### Task statement
What number of lines contain the word "revenus"? Reply with the number and nothing else.

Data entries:
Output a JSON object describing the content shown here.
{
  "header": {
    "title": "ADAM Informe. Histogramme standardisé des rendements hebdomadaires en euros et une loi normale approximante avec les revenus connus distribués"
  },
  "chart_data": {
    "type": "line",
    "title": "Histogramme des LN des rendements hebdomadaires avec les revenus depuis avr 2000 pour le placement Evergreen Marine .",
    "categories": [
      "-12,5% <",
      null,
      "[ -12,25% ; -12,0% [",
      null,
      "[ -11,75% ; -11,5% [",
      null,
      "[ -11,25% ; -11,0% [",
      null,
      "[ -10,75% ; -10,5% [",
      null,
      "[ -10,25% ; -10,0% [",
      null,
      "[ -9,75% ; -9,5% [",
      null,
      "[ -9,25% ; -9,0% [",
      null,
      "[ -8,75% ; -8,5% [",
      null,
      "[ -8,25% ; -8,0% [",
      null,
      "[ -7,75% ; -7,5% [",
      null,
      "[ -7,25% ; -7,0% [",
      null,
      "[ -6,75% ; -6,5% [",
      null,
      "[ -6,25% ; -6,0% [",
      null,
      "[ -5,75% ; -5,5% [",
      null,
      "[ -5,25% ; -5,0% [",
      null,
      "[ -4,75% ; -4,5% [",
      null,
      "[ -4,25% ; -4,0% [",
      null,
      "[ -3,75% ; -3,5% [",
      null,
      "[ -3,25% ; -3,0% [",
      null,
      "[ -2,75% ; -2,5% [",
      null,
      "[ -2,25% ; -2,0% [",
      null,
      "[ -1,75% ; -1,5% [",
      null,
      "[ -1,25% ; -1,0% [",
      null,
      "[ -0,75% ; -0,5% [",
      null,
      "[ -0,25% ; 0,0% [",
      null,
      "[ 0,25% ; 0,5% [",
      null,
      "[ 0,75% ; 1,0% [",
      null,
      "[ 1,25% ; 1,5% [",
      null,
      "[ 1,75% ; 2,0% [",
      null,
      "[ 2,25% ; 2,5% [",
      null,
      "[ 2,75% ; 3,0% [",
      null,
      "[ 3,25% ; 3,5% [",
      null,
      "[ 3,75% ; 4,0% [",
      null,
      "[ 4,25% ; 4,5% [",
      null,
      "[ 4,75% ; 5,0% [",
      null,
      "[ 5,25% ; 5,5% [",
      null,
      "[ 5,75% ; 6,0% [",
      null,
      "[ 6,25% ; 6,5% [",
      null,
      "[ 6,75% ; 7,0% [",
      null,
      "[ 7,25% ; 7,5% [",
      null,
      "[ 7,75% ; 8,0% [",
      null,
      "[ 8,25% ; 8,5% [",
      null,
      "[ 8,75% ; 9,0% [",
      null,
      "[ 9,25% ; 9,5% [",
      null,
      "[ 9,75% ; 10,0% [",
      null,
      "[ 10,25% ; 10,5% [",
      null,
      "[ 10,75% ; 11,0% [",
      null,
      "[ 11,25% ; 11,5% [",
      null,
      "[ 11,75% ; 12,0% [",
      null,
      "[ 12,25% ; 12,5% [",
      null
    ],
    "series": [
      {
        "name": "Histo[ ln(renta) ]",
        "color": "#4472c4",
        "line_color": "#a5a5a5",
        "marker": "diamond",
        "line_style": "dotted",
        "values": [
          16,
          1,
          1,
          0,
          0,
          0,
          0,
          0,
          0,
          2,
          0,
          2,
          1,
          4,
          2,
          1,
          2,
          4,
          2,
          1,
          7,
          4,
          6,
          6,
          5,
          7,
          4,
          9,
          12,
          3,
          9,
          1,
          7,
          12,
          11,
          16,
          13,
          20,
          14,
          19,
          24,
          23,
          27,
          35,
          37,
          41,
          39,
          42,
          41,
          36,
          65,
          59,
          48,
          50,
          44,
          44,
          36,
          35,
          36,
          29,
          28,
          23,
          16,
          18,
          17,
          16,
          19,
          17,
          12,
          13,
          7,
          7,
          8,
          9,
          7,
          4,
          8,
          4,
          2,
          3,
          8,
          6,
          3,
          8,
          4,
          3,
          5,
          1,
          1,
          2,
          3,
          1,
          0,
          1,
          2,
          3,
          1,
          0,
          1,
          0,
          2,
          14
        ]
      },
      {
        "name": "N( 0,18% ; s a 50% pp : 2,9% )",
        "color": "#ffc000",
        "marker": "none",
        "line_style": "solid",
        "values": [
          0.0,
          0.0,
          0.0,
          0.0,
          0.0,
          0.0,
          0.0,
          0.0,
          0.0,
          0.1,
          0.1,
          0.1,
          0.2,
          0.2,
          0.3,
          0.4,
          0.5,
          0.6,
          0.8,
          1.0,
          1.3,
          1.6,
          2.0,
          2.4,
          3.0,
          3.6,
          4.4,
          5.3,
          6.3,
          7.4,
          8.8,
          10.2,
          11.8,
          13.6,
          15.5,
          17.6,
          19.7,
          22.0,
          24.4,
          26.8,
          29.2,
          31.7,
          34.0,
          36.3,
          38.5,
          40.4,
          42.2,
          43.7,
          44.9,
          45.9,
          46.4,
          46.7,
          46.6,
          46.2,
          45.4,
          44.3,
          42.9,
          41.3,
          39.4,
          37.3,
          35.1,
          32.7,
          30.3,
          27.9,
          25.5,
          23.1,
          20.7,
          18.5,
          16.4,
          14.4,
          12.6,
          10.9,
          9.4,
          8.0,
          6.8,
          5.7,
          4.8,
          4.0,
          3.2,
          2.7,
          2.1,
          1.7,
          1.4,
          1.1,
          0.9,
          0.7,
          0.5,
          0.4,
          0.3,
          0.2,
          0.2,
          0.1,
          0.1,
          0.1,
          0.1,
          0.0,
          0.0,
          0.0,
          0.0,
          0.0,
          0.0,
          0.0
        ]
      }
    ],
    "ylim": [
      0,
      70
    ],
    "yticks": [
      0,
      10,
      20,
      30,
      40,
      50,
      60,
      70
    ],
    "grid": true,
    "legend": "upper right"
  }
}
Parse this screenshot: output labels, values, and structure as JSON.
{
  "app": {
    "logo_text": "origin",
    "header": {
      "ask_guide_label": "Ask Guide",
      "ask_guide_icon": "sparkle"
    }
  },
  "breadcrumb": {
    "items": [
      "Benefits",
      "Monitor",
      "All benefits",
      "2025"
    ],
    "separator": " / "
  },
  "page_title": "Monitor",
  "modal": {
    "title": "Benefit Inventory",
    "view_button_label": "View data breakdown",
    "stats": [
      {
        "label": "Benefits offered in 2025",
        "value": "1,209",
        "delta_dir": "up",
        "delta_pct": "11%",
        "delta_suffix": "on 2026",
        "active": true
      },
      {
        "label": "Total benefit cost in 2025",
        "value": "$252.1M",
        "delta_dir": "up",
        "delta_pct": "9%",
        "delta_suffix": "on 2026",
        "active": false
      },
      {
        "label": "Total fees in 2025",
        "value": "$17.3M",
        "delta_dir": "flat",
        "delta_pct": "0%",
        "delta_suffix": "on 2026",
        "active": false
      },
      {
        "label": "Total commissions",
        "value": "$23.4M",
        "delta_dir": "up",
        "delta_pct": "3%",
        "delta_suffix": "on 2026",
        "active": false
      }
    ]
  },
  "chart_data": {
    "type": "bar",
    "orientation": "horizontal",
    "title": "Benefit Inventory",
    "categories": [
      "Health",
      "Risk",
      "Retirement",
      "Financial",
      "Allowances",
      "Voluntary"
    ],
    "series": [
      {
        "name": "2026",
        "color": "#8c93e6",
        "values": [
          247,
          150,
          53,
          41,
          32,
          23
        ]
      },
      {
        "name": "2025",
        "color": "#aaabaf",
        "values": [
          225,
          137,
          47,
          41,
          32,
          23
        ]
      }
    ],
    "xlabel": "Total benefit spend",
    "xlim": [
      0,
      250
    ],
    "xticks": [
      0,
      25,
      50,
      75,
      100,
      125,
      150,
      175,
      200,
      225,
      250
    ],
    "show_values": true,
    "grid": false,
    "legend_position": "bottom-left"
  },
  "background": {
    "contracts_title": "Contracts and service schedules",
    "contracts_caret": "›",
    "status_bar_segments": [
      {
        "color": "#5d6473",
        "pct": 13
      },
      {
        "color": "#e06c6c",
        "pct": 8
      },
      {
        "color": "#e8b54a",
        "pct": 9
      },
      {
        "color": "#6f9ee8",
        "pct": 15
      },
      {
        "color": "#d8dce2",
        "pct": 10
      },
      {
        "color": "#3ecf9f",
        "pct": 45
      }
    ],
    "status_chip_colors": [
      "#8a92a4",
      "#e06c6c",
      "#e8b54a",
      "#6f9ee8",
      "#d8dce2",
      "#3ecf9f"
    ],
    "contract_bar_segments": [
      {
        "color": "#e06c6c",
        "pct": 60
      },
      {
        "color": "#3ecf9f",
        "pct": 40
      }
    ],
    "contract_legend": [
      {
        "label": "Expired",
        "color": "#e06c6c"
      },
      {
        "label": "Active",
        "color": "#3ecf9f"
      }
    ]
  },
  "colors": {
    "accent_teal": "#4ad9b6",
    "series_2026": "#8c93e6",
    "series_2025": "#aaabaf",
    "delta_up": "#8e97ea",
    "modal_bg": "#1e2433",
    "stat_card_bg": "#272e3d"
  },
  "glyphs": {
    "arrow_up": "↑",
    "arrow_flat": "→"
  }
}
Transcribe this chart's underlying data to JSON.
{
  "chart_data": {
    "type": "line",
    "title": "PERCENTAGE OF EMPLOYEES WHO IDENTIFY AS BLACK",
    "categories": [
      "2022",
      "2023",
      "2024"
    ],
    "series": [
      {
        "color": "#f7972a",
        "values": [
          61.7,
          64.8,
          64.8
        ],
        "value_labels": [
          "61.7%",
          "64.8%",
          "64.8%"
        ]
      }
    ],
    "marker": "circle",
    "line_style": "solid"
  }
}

### Worked answer
2